• [EXERCISE]: Each record is to be printed again precisely as it reads.

• [DATASET ROWS]:
* START *
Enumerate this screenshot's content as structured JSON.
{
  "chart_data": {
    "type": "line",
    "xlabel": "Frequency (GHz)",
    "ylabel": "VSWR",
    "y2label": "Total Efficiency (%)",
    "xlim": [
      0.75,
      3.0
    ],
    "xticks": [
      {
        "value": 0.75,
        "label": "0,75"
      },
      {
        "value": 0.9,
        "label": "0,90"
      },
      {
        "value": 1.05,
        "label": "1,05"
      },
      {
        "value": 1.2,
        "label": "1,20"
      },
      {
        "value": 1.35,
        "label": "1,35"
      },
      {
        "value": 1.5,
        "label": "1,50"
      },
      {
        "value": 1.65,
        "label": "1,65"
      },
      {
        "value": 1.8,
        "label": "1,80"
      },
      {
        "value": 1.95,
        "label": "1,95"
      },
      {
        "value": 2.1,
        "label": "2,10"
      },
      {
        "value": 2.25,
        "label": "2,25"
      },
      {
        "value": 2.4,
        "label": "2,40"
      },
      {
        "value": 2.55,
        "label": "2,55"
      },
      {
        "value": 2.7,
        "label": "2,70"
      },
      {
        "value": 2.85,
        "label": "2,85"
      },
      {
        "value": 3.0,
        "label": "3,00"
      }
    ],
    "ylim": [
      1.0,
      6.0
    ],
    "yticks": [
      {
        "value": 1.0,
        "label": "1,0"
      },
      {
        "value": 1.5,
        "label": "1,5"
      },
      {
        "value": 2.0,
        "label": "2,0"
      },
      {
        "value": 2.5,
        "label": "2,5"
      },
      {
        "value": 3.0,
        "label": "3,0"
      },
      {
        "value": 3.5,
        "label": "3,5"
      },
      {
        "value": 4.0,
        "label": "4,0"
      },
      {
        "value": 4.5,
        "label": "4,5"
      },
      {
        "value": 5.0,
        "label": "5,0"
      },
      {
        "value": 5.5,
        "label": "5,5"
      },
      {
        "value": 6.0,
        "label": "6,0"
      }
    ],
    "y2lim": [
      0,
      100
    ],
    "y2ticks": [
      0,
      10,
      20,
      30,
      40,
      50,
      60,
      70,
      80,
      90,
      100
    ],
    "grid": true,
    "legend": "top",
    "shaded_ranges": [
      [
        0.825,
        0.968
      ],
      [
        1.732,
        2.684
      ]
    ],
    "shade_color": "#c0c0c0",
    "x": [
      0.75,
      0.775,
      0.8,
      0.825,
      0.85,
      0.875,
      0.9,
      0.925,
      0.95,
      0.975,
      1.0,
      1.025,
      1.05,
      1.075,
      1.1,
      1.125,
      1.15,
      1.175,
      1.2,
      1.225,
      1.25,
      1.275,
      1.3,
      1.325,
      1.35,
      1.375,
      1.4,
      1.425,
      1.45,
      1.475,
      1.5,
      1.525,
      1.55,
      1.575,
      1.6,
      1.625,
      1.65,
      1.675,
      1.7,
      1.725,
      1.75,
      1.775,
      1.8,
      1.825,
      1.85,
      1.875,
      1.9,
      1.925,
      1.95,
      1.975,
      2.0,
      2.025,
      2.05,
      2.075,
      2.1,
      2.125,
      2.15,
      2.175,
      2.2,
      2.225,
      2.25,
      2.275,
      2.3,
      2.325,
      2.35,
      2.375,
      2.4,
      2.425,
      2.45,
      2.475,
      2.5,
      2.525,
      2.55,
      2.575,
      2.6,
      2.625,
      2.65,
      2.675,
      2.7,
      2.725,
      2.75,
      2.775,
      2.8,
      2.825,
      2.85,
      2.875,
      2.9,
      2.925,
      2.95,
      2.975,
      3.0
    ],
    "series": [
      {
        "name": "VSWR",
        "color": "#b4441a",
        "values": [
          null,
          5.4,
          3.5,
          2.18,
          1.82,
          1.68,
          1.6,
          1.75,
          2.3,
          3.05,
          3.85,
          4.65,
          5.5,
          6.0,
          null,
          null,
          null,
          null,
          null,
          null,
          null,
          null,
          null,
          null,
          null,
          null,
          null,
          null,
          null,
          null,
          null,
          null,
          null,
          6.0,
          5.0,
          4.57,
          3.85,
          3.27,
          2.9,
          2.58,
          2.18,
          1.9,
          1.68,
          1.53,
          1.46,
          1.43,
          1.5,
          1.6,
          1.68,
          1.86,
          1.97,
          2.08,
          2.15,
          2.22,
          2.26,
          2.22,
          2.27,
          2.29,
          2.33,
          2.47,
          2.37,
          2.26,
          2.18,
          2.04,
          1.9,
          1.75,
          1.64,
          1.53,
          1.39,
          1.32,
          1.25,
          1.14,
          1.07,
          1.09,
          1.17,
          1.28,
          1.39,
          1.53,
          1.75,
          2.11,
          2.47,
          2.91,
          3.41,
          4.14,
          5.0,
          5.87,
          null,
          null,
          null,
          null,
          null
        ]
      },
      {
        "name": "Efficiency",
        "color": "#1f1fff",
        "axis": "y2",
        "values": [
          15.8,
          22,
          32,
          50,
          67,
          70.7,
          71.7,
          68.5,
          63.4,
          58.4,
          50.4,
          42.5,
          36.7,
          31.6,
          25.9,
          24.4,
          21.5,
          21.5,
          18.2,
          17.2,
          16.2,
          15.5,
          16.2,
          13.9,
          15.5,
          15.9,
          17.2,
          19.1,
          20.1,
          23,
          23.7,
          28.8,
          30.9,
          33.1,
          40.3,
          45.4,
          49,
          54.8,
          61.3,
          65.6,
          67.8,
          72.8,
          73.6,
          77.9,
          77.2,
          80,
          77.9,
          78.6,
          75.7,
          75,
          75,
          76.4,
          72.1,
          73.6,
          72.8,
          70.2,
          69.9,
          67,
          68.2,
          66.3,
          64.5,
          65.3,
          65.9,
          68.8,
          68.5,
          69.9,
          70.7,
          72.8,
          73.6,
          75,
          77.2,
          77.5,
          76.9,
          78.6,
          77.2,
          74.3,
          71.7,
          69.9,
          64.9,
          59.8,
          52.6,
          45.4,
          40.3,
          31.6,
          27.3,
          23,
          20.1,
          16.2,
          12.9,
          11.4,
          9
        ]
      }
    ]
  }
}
* END *
• [TASK OUTPUT]:
Enumerate this screenshot's content as structured JSON.
{
  "chart_data": {
    "type": "line",
    "xlabel": "Frequency (GHz)",
    "ylabel": "VSWR",
    "y2label": "Total Efficiency (%)",
    "xlim": [
      0.75,
      3.0
    ],
    "xticks": [
      {
        "value": 0.75,
        "label": "0,75"
      },
      {
        "value": 0.9,
        "label": "0,90"
      },
      {
        "value": 1.05,
        "label": "1,05"
      },
      {
        "value": 1.2,
        "label": "1,20"
      },
      {
        "value": 1.35,
        "label": "1,35"
      },
      {
        "value": 1.5,
        "label": "1,50"
      },
      {
        "value": 1.65,
        "label": "1,65"
      },
      {
        "value": 1.8,
        "label": "1,80"
      },
      {
        "value": 1.95,
        "label": "1,95"
      },
      {
        "value": 2.1,
        "label": "2,10"
      },
      {
        "value": 2.25,
        "label": "2,25"
      },
      {
        "value": 2.4,
        "label": "2,40"
      },
      {
        "value": 2.55,
        "label": "2,55"
      },
      {
        "value": 2.7,
        "label": "2,70"
      },
      {
        "value": 2.85,
        "label": "2,85"
      },
      {
        "value": 3.0,
        "label": "3,00"
      }
    ],
    "ylim": [
      1.0,
      6.0
    ],
    "yticks": [
      {
        "value": 1.0,
        "label": "1,0"
      },
      {
        "value": 1.5,
        "label": "1,5"
      },
      {
        "value": 2.0,
        "label": "2,0"
      },
      {
        "value": 2.5,
        "label": "2,5"
      },
      {
        "value": 3.0,
        "label": "3,0"
      },
      {
        "value": 3.5,
        "label": "3,5"
      },
      {
        "value": 4.0,
        "label": "4,0"
      },
      {
        "value": 4.5,
        "label": "4,5"
      },
      {
        "value": 5.0,
        "label": "5,0"
      },
      {
        "value": 5.5,
        "label": "5,5"
      },
      {
        "value": 6.0,
        "label": "6,0"
      }
    ],
    "y2lim": [
      0,
      100
    ],
    "y2ticks": [
      0,
      10,
      20,
      30,
      40,
      50,
      60,
      70,
      80,
      90,
      100
    ],
    "grid": true,
    "legend": "top",
    "shaded_ranges": [
      [
        0.825,
        0.968
      ],
      [
        1.732,
        2.684
      ]
    ],
    "shade_color": "#c0c0c0",
    "x": [
      0.75,
      0.775,
      0.8,
      0.825,
      0.85,
      0.875,
      0.9,
      0.925,
      0.95,
      0.975,
      1.0,
      1.025,
      1.05,
      1.075,
      1.1,
      1.125,
      1.15,
      1.175,
      1.2,
      1.225,
      1.25,
      1.275,
      1.3,
      1.325,
      1.35,
      1.375,
      1.4,
      1.425,
      1.45,
      1.475,
      1.5,
      1.525,
      1.55,
      1.575,
      1.6,
      1.625,
      1.65,
      1.675,
      1.7,
      1.725,
      1.75,
      1.775,
      1.8,
      1.825,
      1.85,
      1.875,
      1.9,
      1.925,
      1.95,
      1.975,
      2.0,
      2.025,
      2.05,
      2.075,
      2.1,
      2.125,
      2.15,
      2.175,
      2.2,
      2.225,
      2.25,
      2.275,
      2.3,
      2.325,
      2.35,
      2.375,
      2.4,
      2.425,
      2.45,
      2.475,
      2.5,
      2.525,
      2.55,
      2.575,
      2.6,
      2.625,
      2.65,
      2.675,
      2.7,
      2.725,
      2.75,
      2.775,
      2.8,
      2.825,
      2.85,
      2.875,
      2.9,
      2.925,
      2.95,
      2.975,
      3.0
    ],
    "series": [
      {
        "name": "VSWR",
        "color": "#b4441a",
        "values": [
          null,
          5.4,
          3.5,
          2.18,
          1.82,
          1.68,
          1.6,
          1.75,
          2.3,
          3.05,
          3.85,
          4.65,
          5.5,
          6.0,
          null,
          null,
          null,
          null,
          null,
          null,
          null,
          null,
          null,
          null,
          null,
          null,
          null,
          null,
          null,
          null,
          null,
          null,
          null,
          6.0,
          5.0,
          4.57,
          3.85,
          3.27,
          2.9,
          2.58,
          2.18,
          1.9,
          1.68,
          1.53,
          1.46,
          1.43,
          1.5,
          1.6,
          1.68,
          1.86,
          1.97,
          2.08,
          2.15,
          2.22,
          2.26,
          2.22,
          2.27,
          2.29,
          2.33,
          2.47,
          2.37,
          2.26,
          2.18,
          2.04,
          1.9,
          1.75,
          1.64,
          1.53,
          1.39,
          1.32,
          1.25,
          1.14,
          1.07,
          1.09,
          1.17,
          1.28,
          1.39,
          1.53,
          1.75,
          2.11,
          2.47,
          2.91,
          3.41,
          4.14,
          5.0,
          5.87,
          null,
          null,
          null,
          null,
          null
        ]
      },
      {
        "name": "Efficiency",
        "color": "#1f1fff",
        "axis": "y2",
        "values": [
          15.8,
          22,
          32,
          50,
          67,
          70.7,
          71.7,
          68.5,
          63.4,
          58.4,
          50.4,
          42.5,
          36.7,
          31.6,
          25.9,
          24.4,
          21.5,
          21.5,
          18.2,
          17.2,
          16.2,
          15.5,
          16.2,
          13.9,
          15.5,
          15.9,
          17.2,
          19.1,
          20.1,
          23,
          23.7,
          28.8,
          30.9,
          33.1,
          40.3,
          45.4,
          49,
          54.8,
          61.3,
          65.6,
          67.8,
          72.8,
          73.6,
          77.9,
          77.2,
          80,
          77.9,
          78.6,
          75.7,
          75,
          75,
          76.4,
          72.1,
          73.6,
          72.8,
          70.2,
          69.9,
          67,
          68.2,
          66.3,
          64.5,
          65.3,
          65.9,
          68.8,
          68.5,
          69.9,
          70.7,
          72.8,
          73.6,
          75,
          77.2,
          77.5,
          76.9,
          78.6,
          77.2,
          74.3,
          71.7,
          69.9,
          64.9,
          59.8,
          52.6,
          45.4,
          40.3,
          31.6,
          27.3,
          23,
          20.1,
          16.2,
          12.9,
          11.4,
          9
        ]
      }
    ]
  }
}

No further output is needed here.